* **GIVEN INSTRUCTION**
Reproduce the entries in full, with no changes.

Structured figure records
********************
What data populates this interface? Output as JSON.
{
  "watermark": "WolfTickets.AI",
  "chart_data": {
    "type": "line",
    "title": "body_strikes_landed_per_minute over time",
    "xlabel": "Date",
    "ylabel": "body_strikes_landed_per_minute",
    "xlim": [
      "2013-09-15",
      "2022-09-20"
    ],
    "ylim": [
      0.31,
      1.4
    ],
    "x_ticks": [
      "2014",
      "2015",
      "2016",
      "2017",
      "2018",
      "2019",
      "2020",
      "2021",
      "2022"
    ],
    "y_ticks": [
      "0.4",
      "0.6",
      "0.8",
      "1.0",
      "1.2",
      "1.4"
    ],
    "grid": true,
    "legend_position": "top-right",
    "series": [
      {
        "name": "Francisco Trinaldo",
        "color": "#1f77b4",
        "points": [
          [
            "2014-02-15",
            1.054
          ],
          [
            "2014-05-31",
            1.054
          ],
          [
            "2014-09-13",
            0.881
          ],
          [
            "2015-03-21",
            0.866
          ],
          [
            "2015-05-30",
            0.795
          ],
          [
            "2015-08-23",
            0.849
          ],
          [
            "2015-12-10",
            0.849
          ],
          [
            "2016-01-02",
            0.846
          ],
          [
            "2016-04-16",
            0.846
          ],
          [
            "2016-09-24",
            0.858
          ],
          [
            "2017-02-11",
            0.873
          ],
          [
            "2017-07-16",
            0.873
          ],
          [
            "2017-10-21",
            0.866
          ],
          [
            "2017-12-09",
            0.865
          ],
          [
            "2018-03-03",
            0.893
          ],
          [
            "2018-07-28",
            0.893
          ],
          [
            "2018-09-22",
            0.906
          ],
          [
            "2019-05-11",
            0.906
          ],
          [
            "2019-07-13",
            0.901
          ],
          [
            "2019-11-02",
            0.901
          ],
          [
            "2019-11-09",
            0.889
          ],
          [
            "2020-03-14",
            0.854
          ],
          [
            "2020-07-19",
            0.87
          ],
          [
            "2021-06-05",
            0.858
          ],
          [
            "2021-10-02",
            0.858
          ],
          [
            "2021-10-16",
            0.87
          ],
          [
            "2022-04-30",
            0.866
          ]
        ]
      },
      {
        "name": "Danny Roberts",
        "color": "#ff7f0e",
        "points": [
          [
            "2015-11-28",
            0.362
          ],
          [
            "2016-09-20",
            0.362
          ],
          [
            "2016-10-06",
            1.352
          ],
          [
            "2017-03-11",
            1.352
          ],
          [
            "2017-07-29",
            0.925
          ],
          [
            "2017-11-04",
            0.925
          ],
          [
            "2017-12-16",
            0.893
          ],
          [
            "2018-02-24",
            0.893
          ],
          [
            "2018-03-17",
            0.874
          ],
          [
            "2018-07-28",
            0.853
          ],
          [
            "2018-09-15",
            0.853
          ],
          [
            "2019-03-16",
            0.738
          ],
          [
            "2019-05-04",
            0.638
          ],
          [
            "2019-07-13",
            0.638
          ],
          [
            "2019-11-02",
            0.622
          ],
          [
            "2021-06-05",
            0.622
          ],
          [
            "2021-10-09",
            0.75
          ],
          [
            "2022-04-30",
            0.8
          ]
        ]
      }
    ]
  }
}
********************
* **OUTPUT**
What data populates this interface? Output as JSON.
{
  "watermark": "WolfTickets.AI",
  "chart_data": {
    "type": "line",
    "title": "body_strikes_landed_per_minute over time",
    "xlabel": "Date",
    "ylabel": "body_strikes_landed_per_minute",
    "xlim": [
      "2013-09-15",
      "2022-09-20"
    ],
    "ylim": [
      0.31,
      1.4
    ],
    "x_ticks": [
      "2014",
      "2015",
      "2016",
      "2017",
      "2018",
      "2019",
      "2020",
      "2021",
      "2022"
    ],
    "y_ticks": [
      "0.4",
      "0.6",
      "0.8",
      "1.0",
      "1.2",
      "1.4"
    ],
    "grid": true,
    "legend_position": "top-right",
    "series": [
      {
        "name": "Francisco Trinaldo",
        "color": "#1f77b4",
        "points": [
          [
            "2014-02-15",
            1.054
          ],
          [
            "2014-05-31",
            1.054
          ],
          [
            "2014-09-13",
            0.881
          ],
          [
            "2015-03-21",
            0.866
          ],
          [
            "2015-05-30",
            0.795
          ],
          [
            "2015-08-23",
            0.849
          ],
          [
            "2015-12-10",
            0.849
          ],
          [
            "2016-01-02",
            0.846
          ],
          [
            "2016-04-16",
            0.846
          ],
          [
            "2016-09-24",
            0.858
          ],
          [
            "2017-02-11",
            0.873
          ],
          [
            "2017-07-16",
            0.873
          ],
          [
            "2017-10-21",
            0.866
          ],
          [
            "2017-12-09",
            0.865
          ],
          [
            "2018-03-03",
            0.893
          ],
          [
            "2018-07-28",
            0.893
          ],
          [
            "2018-09-22",
            0.906
          ],
          [
            "2019-05-11",
            0.906
          ],
          [
            "2019-07-13",
            0.901
          ],
          [
            "2019-11-02",
            0.901
          ],
          [
            "2019-11-09",
            0.889
          ],
          [
            "2020-03-14",
            0.854
          ],
          [
            "2020-07-19",
            0.87
          ],
          [
            "2021-06-05",
            0.858
          ],
          [
            "2021-10-02",
            0.858
          ],
          [
            "2021-10-16",
            0.87
          ],
          [
            "2022-04-30",
            0.866
          ]
        ]
      },
      {
        "name": "Danny Roberts",
        "color": "#ff7f0e",
        "points": [
          [
            "2015-11-28",
            0.362
          ],
          [
            "2016-09-20",
            0.362
          ],
          [
            "2016-10-06",
            1.352
          ],
          [
            "2017-03-11",
            1.352
          ],
          [
            "2017-07-29",
            0.925
          ],
          [
            "2017-11-04",
            0.925
          ],
          [
            "2017-12-16",
            0.893
          ],
          [
            "2018-02-24",
            0.893
          ],
          [
            "2018-03-17",
            0.874
          ],
          [
            "2018-07-28",
            0.853
          ],
          [
            "2018-09-15",
            0.853
          ],
          [
            "2019-03-16",
            0.738
          ],
          [
            "2019-05-04",
            0.638
          ],
          [
            "2019-07-13",
            0.638
          ],
          [
            "2019-11-02",
            0.622
          ],
          [
            "2021-06-05",
            0.622
          ],
          [
            "2021-10-09",
            0.75
          ],
          [
            "2022-04-30",
            0.8
          ]
        ]
      }
    ]
  }
}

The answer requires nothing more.